[Data records]
BEGIN

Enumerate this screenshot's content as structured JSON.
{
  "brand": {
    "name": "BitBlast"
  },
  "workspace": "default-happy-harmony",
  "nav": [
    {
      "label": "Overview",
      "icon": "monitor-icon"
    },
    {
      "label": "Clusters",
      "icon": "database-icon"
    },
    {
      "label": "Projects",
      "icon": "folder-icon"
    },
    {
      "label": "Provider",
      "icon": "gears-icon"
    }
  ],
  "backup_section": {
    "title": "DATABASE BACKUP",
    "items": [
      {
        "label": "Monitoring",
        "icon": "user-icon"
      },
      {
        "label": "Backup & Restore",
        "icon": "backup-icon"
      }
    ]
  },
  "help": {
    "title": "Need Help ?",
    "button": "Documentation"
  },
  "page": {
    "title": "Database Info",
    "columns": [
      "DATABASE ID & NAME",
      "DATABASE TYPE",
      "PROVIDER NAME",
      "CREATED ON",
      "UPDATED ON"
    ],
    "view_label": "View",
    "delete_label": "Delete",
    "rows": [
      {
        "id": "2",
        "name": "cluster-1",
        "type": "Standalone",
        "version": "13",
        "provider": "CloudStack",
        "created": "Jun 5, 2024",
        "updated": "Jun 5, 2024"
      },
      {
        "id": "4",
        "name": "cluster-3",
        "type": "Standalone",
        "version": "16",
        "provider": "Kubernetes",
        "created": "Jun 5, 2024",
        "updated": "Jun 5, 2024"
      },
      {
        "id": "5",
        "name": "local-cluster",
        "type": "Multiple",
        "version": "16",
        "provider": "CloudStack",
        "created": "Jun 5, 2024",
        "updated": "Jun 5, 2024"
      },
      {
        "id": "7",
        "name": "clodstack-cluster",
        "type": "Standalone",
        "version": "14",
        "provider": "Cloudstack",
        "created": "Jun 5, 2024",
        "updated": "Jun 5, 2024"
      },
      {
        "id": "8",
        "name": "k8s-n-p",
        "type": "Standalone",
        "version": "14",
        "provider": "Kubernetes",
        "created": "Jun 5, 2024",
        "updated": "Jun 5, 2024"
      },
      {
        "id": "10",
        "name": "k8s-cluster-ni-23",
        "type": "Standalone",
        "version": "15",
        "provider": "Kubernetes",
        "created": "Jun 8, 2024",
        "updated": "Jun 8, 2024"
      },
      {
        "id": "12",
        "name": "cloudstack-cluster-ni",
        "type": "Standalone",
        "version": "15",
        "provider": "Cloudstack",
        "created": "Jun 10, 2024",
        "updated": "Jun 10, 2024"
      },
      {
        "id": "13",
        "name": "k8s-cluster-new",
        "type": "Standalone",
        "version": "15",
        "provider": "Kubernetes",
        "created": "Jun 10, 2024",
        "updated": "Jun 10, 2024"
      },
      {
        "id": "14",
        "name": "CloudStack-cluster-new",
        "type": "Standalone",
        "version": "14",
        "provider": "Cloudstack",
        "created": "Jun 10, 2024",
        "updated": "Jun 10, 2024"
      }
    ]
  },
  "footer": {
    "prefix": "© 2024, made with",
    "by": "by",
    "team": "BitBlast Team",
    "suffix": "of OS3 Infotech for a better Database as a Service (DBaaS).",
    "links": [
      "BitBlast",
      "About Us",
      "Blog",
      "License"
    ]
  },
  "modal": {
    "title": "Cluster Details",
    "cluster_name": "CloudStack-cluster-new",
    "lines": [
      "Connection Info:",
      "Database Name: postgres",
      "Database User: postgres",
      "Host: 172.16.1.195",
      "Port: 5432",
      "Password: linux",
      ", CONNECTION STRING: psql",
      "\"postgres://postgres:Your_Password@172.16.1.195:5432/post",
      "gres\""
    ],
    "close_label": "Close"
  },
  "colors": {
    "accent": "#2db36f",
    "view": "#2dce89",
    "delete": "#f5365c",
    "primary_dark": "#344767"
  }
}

END

== What the exercise asks ==
Transcribe every entry verbatim.

== Solution to this problem ==
Enumerate this screenshot's content as structured JSON.
{
  "brand": {
    "name": "BitBlast"
  },
  "workspace": "default-happy-harmony",
  "nav": [
    {
      "label": "Overview",
      "icon": "monitor-icon"
    },
    {
      "label": "Clusters",
      "icon": "database-icon"
    },
    {
      "label": "Projects",
      "icon": "folder-icon"
    },
    {
      "label": "Provider",
      "icon": "gears-icon"
    }
  ],
  "backup_section": {
    "title": "DATABASE BACKUP",
    "items": [
      {
        "label": "Monitoring",
        "icon": "user-icon"
      },
      {
        "label": "Backup & Restore",
        "icon": "backup-icon"
      }
    ]
  },
  "help": {
    "title": "Need Help ?",
    "button": "Documentation"
  },
  "page": {
    "title": "Database Info",
    "columns": [
      "DATABASE ID & NAME",
      "DATABASE TYPE",
      "PROVIDER NAME",
      "CREATED ON",
      "UPDATED ON"
    ],
    "view_label": "View",
    "delete_label": "Delete",
    "rows": [
      {
        "id": "2",
        "name": "cluster-1",
        "type": "Standalone",
        "version": "13",
        "provider": "CloudStack",
        "created": "Jun 5, 2024",
        "updated": "Jun 5, 2024"
      },
      {
        "id": "4",
        "name": "cluster-3",
        "type": "Standalone",
        "version": "16",
        "provider": "Kubernetes",
        "created": "Jun 5, 2024",
        "updated": "Jun 5, 2024"
      },
      {
        "id": "5",
        "name": "local-cluster",
        "type": "Multiple",
        "version": "16",
        "provider": "CloudStack",
        "created": "Jun 5, 2024",
        "updated": "Jun 5, 2024"
      },
      {
        "id": "7",
        "name": "clodstack-cluster",
        "type": "Standalone",
        "version": "14",
        "provider": "Cloudstack",
        "created": "Jun 5, 2024",
        "updated": "Jun 5, 2024"
      },
      {
        "id": "8",
        "name": "k8s-n-p",
        "type": "Standalone",
        "version": "14",
        "provider": "Kubernetes",
        "created": "Jun 5, 2024",
        "updated": "Jun 5, 2024"
      },
      {
        "id": "10",
        "name": "k8s-cluster-ni-23",
        "type": "Standalone",
        "version": "15",
        "provider": "Kubernetes",
        "created": "Jun 8, 2024",
        "updated": "Jun 8, 2024"
      },
      {
        "id": "12",
        "name": "cloudstack-cluster-ni",
        "type": "Standalone",
        "version": "15",
        "provider": "Cloudstack",
        "created": "Jun 10, 2024",
        "updated": "Jun 10, 2024"
      },
      {
        "id": "13",
        "name": "k8s-cluster-new",
        "type": "Standalone",
        "version": "15",
        "provider": "Kubernetes",
        "created": "Jun 10, 2024",
        "updated": "Jun 10, 2024"
      },
      {
        "id": "14",
        "name": "CloudStack-cluster-new",
        "type": "Standalone",
        "version": "14",
        "provider": "Cloudstack",
        "created": "Jun 10, 2024",
        "updated": "Jun 10, 2024"
      }
    ]
  },
  "footer": {
    "prefix": "© 2024, made with",
    "by": "by",
    "team": "BitBlast Team",
    "suffix": "of OS3 Infotech for a better Database as a Service (DBaaS).",
    "links": [
      "BitBlast",
      "About Us",
      "Blog",
      "License"
    ]
  },
  "modal": {
    "title": "Cluster Details",
    "cluster_name": "CloudStack-cluster-new",
    "lines": [
      "Connection Info:",
      "Database Name: postgres",
      "Database User: postgres",
      "Host: 172.16.1.195",
      "Port: 5432",
      "Password: linux",
      ", CONNECTION STRING: psql",
      "\"postgres://postgres:Your_Password@172.16.1.195:5432/post",
      "gres\""
    ],
    "close_label": "Close"
  },
  "colors": {
    "accent": "#2db36f",
    "view": "#2dce89",
    "delete": "#f5365c",
    "primary_dark": "#344767"
  }
}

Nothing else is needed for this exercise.